* start PROVIDED DATA *

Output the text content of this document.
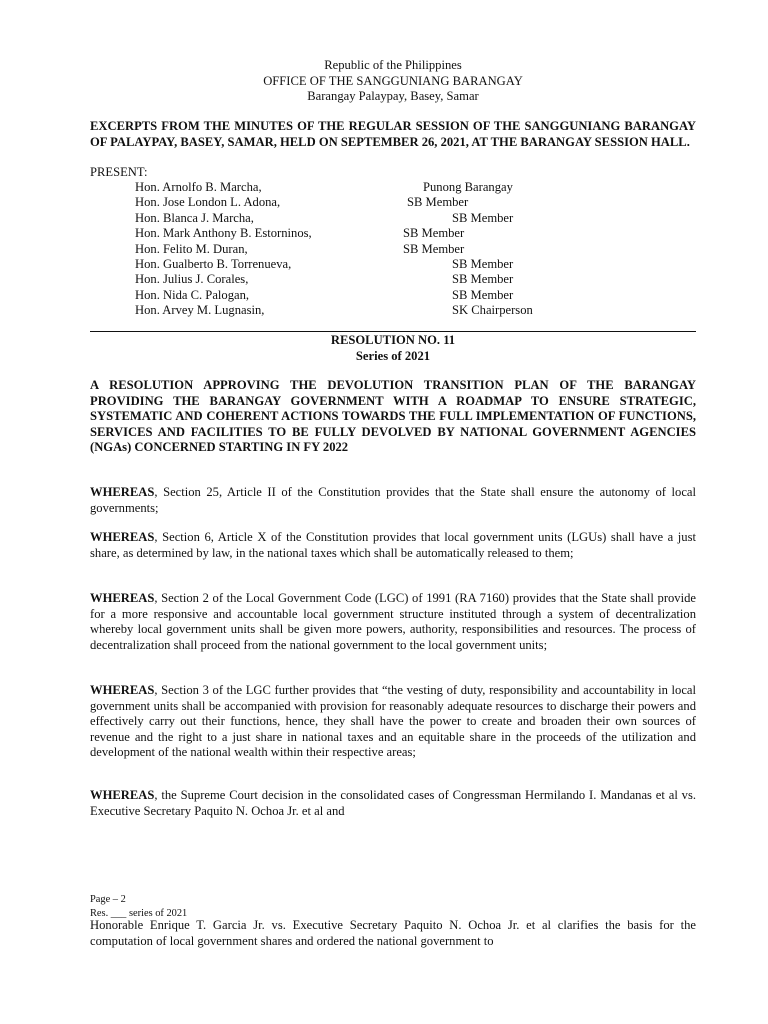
Republic of the Philippines
OFFICE OF THE SANGGUNIANG BARANGAY
Barangay Palaypay, Basey, Samar
EXCERPTS FROM THE MINUTES OF THE REGULAR SESSION OF THE SANGGUNIANG BARANGAY OF PALAYPAY, BASEY, SAMAR, HELD ON SEPTEMBER 26, 2021, AT THE BARANGAY SESSION HALL.
PRESENT:
Hon. Arnolfo B. Marcha,	Punong Barangay
Hon. Jose London L. Adona,	SB Member
Hon. Blanca J. Marcha,	SB Member
Hon. Mark Anthony B. Estorninos,	SB Member
Hon. Felito M. Duran,	SB Member
Hon. Gualberto B. Torrenueva,	SB Member
Hon. Julius J. Corales,	SB Member
Hon. Nida C. Palogan,	SB Member
Hon. Arvey M. Lugnasin,	SK Chairperson
RESOLUTION NO. 11
Series of 2021
A RESOLUTION APPROVING THE DEVOLUTION TRANSITION PLAN OF THE BARANGAY PROVIDING THE BARANGAY GOVERNMENT WITH A ROADMAP TO ENSURE STRATEGIC, SYSTEMATIC AND COHERENT ACTIONS TOWARDS THE FULL IMPLEMENTATION OF FUNCTIONS, SERVICES AND FACILITIES TO BE FULLY DEVOLVED BY NATIONAL GOVERNMENT AGENCIES (NGAs) CONCERNED STARTING IN FY 2022
WHEREAS, Section 25, Article II of the Constitution provides that the State shall ensure the autonomy of local governments;
WHEREAS, Section 6, Article X of the Constitution provides that local government units (LGUs) shall have a just share, as determined by law, in the national taxes which shall be automatically released to them;
WHEREAS, Section 2 of the Local Government Code (LGC) of 1991 (RA 7160) provides that the State shall provide for a more responsive and accountable local government structure instituted through a system of decentralization whereby local government units shall be given more powers, authority, responsibilities and resources. The process of decentralization shall proceed from the national government to the local government units;
WHEREAS, Section 3 of the LGC further provides that “the vesting of duty, responsibility and accountability in local government units shall be accompanied with provision for reasonably adequate resources to discharge their powers and effectively carry out their functions, hence, they shall have the power to create and broaden their own sources of revenue and the right to a just share in national taxes and an equitable share in the proceeds of the utilization and development of the national wealth within their respective areas;
WHEREAS, the Supreme Court decision in the consolidated cases of Congressman Hermilando I. Mandanas et al vs. Executive Secretary Paquito N. Ochoa Jr. et al and
Page – 2
Res. ___ series of 2021
Honorable Enrique T. Garcia Jr. vs. Executive Secretary Paquito N. Ochoa Jr. et al clarifies the basis for the computation of local government shares and ordered the national government to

* end PROVIDED DATA *

_EXERCISE INSTRUCTIONS:_
Reproduce each line holding the word "Secretary".

_SOLUTION TO THE PROBLEM:_
WHEREAS, the Supreme Court decision in the consolidated cases of Congressman Hermilando I. Mandanas et al vs. Executive Secretary Paquito N. Ochoa Jr. et al and
Honorable Enrique T. Garcia Jr. vs. Executive Secretary Paquito N. Ochoa Jr. et al clarifies the basis for the computation of local government shares and ordered the national government to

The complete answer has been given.